▶ **THE DATA**:
━━━━━━━━━━━━━━━━━━━━

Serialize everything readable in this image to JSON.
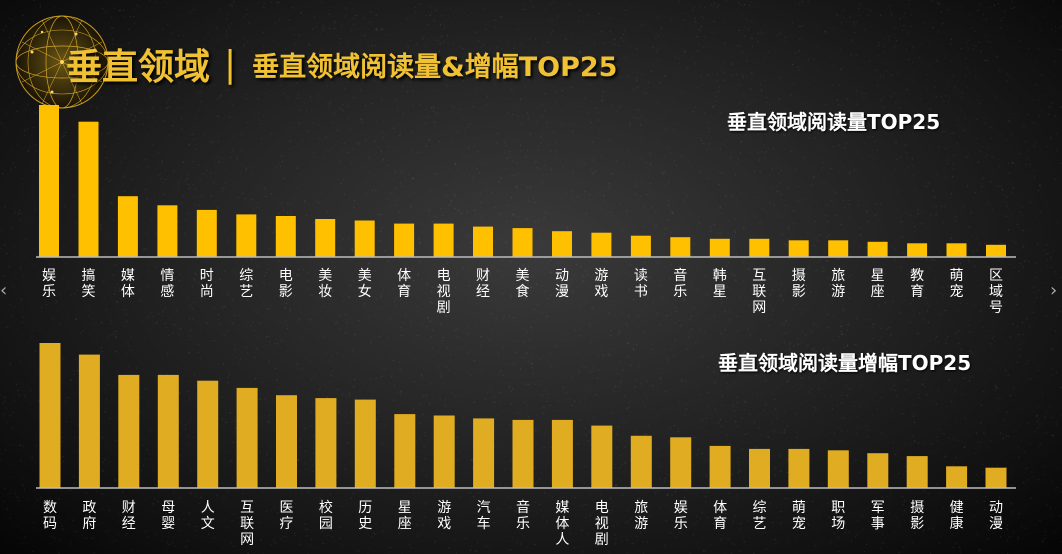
{
  "header": {
    "main_title": "垂直领域",
    "separator": "|",
    "subtitle": "垂直领域阅读量&增幅TOP25"
  },
  "nav": {
    "prev_icon": "chevron-left-icon",
    "next_icon": "chevron-right-icon"
  },
  "colors": {
    "bar_top": "#ffc000",
    "bar_bottom": "#dfac22",
    "title_gold": "#f0c133",
    "label": "#ffffff"
  },
  "chart_data": [
    {
      "type": "bar",
      "title": "垂直领域阅读量TOP25",
      "categories": [
        "娱乐",
        "搞笑",
        "媒体",
        "情感",
        "时尚",
        "综艺",
        "电影",
        "美妆",
        "美女",
        "体育",
        "电视剧",
        "财经",
        "美食",
        "动漫",
        "游戏",
        "读书",
        "音乐",
        "韩星",
        "互联网",
        "摄影",
        "旅游",
        "星座",
        "教育",
        "萌宠",
        "区域号"
      ],
      "values": [
        100,
        89,
        40,
        34,
        31,
        28,
        27,
        25,
        24,
        22,
        22,
        20,
        19,
        17,
        16,
        14,
        13,
        12,
        12,
        11,
        11,
        10,
        9,
        9,
        8
      ],
      "ylim": [
        0,
        100
      ],
      "grid": false,
      "legend": "none"
    },
    {
      "type": "bar",
      "title": "垂直领域阅读量增幅TOP25",
      "categories": [
        "数码",
        "政府",
        "财经",
        "母婴",
        "人文",
        "互联网",
        "医疗",
        "校园",
        "历史",
        "星座",
        "游戏",
        "汽车",
        "音乐",
        "媒体人",
        "电视剧",
        "旅游",
        "娱乐",
        "体育",
        "综艺",
        "萌宠",
        "职场",
        "军事",
        "摄影",
        "健康",
        "动漫"
      ],
      "values": [
        100,
        92,
        78,
        78,
        74,
        69,
        64,
        62,
        61,
        51,
        50,
        48,
        47,
        47,
        43,
        36,
        35,
        29,
        27,
        27,
        26,
        24,
        22,
        15,
        14
      ],
      "ylim": [
        0,
        100
      ],
      "grid": false,
      "legend": "none"
    }
  ]
}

━━━━━━━━━━━━━━━━━━━━

▶ **PROBLEM REQUIREMENTS**:
Every record must be copied exactly, with the pictures left out.

▶ **ANSWER TO THIS EXERCISE**:
Serialize everything readable in this image to JSON.
{
  "header": {
    "main_title": "垂直领域",
    "separator": "|",
    "subtitle": "垂直领域阅读量&增幅TOP25"
  },
  "nav": {
    "prev_icon": "chevron-left-icon",
    "next_icon": "chevron-right-icon"
  },
  "colors": {
    "bar_top": "#ffc000",
    "bar_bottom": "#dfac22",
    "title_gold": "#f0c133",
    "label": "#ffffff"
  },
  "chart_data": [
    {
      "type": "bar",
      "title": "垂直领域阅读量TOP25",
      "categories": [
        "娱乐",
        "搞笑",
        "媒体",
        "情感",
        "时尚",
        "综艺",
        "电影",
        "美妆",
        "美女",
        "体育",
        "电视剧",
        "财经",
        "美食",
        "动漫",
        "游戏",
        "读书",
        "音乐",
        "韩星",
        "互联网",
        "摄影",
        "旅游",
        "星座",
        "教育",
        "萌宠",
        "区域号"
      ],
      "values": [
        100,
        89,
        40,
        34,
        31,
        28,
        27,
        25,
        24,
        22,
        22,
        20,
        19,
        17,
        16,
        14,
        13,
        12,
        12,
        11,
        11,
        10,
        9,
        9,
        8
      ],
      "ylim": [
        0,
        100
      ],
      "grid": false,
      "legend": "none"
    },
    {
      "type": "bar",
      "title": "垂直领域阅读量增幅TOP25",
      "categories": [
        "数码",
        "政府",
        "财经",
        "母婴",
        "人文",
        "互联网",
        "医疗",
        "校园",
        "历史",
        "星座",
        "游戏",
        "汽车",
        "音乐",
        "媒体人",
        "电视剧",
        "旅游",
        "娱乐",
        "体育",
        "综艺",
        "萌宠",
        "职场",
        "军事",
        "摄影",
        "健康",
        "动漫"
      ],
      "values": [
        100,
        92,
        78,
        78,
        74,
        69,
        64,
        62,
        61,
        51,
        50,
        48,
        47,
        47,
        43,
        36,
        35,
        29,
        27,
        27,
        26,
        24,
        22,
        15,
        14
      ],
      "ylim": [
        0,
        100
      ],
      "grid": false,
      "legend": "none"
    }
  ]
}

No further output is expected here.